### [What to work on]
**a.** Summarize the text about Shi Pei Pu in two sentences.
**b.** Copy word for word the part of the text about Shi Pei Pu starting at "The affair inspired" and ending at "plays about workers.".

### [Text block]

-- -- --

Shi Pei Pu (; December 21, 1938 – June 30, 2009) was a Chinese opera singer from Beijing. He became a spy who obtained secrets from Bernard Boursicot, an employee in the French embassy, during a 20-year-long sexual affair in which the performer convinced the man that he was a woman. He claimed to have had a child that he insisted had been born through their relations. The story made headlines in France when the facts were revealed.

The affair inspired American David Henry Hwang's play M. Butterfly (1988), which was produced on Broadway. It was adapted as the 1993 movie of the same title.

Early life
Shi's father was a college professor, and his mother was a teacher. He had two sisters who were significantly older than he was. Shi grew up in Kunming in the southwestern province of Yunnan, where he learned French and attended the Yunnan University, graduating with a literature degree. By 17, Shi had become an actor and singer who had achieved some recognition. In his 20s, Shi wrote plays about workers.

Relationship with Boursicot
Bernard Boursicot was born in France and was 20 years old when he obtained a job as an accountant at the French embassy in Beijing. It opened in 1964 as the first Western mission in China since the Korean War. As recorded in his diary, Boursicot had previously had sexual relations only with fellow male students in school and wanted to meet a woman and fall in love. He first met Shi, then 26 years old, at a Christmas party in December 1964; the performer was dressed as a man. Shi had been teaching Chinese to families of embassy workers. He told Boursicot that he was "a female Beijing opera singer who had been forced to live as a man to satisfy his father's wish to have a son". The two quickly developed a sexual relationship, maintained in darkness. Shi convinced Boursicot that he was with a woman.

After being discovered by the Chinese government, Boursicot was pressured into providing secret documents from his postings in Beijing from 1969 to 1972 and in Ulaanbaatar, Mongolia from 1977 to 1979. He took more than 500 documents. When Boursicot was stationed outside of China, he saw Shi infrequently, but they maintained their sexual relationship. Shi later showed Shi Du Du, a four-year-old child that Shi insisted was their son, to Boursicot.

-- -- --

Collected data
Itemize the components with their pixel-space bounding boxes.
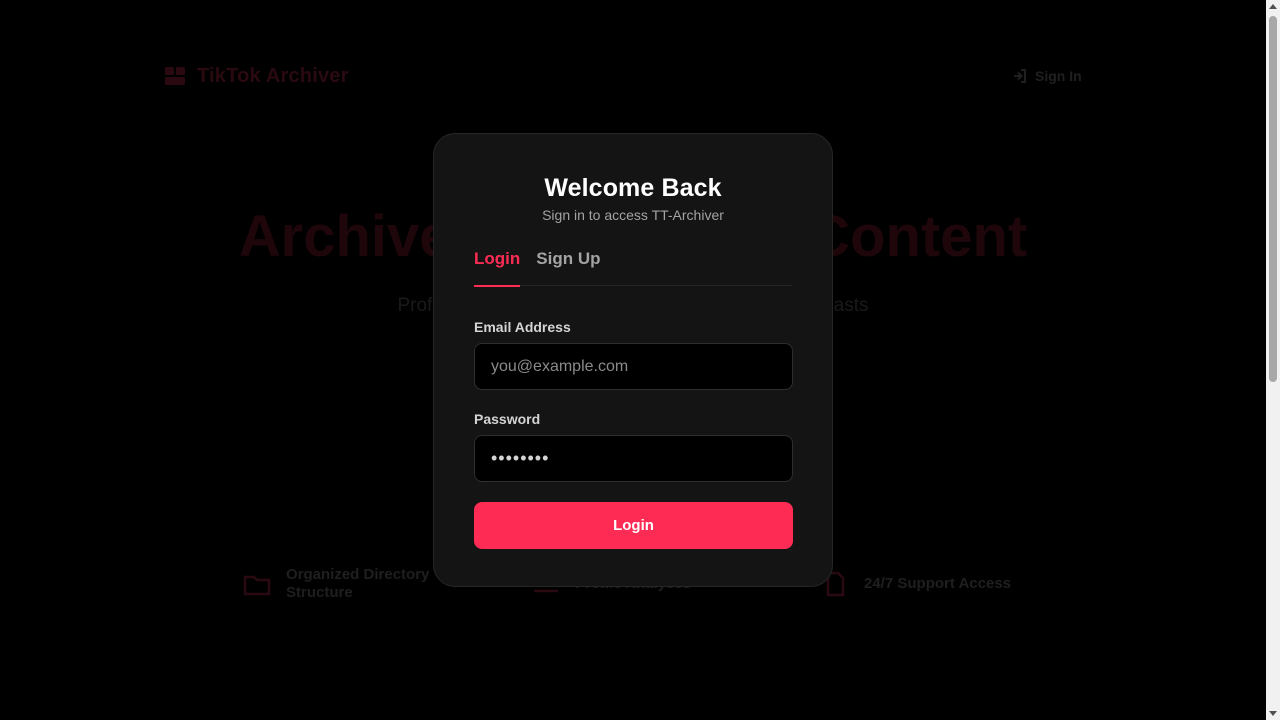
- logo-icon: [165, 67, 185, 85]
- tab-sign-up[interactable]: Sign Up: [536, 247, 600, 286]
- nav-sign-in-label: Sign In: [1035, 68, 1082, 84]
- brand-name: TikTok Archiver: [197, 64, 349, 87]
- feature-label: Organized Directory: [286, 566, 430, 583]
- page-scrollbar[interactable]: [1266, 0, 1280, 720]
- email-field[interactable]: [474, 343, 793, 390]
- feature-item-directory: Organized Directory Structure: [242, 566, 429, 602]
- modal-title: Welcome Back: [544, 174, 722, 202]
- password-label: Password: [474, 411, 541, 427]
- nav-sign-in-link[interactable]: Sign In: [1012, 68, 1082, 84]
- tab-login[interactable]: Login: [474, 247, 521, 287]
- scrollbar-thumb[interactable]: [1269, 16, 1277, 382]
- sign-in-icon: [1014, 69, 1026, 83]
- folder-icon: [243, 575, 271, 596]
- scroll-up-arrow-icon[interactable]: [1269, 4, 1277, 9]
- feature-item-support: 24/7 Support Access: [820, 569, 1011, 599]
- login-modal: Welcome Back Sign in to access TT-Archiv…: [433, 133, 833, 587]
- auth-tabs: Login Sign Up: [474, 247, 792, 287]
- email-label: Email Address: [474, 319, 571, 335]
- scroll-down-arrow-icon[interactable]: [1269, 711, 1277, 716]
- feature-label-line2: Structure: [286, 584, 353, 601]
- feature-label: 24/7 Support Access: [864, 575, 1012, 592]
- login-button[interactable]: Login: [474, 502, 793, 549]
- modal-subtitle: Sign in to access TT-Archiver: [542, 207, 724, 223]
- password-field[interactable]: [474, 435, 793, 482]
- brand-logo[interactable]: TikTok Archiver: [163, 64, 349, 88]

-- -- --

### [Exercise answers]
**a.** Shi Pei Pu, a Chinese opera singer from Beijing, became a spy who obtained secrets from French embassy employee Bernard Boursicot during a 20-year sexual affair in which he convinced Boursicot that he was a woman. Pressured by the Chinese government, Boursicot handed over more than 500 documents, and the affair later inspired the play M. Butterfly and its 1993 movie adaptation.

**b.**
The affair inspired American David Henry Hwang's play M. Butterfly (1988), which was produced on Broadway. It was adapted as the 1993 movie of the same title.

Early life
Shi's father was a college professor, and his mother was a teacher. He had two sisters who were significantly older than he was. Shi grew up in Kunming in the southwestern province of Yunnan, where he learned French and attended the Yunnan University, graduating with a literature degree. By 17, Shi had become an actor and singer who had achieved some recognition. In his 20s, Shi wrote plays about workers.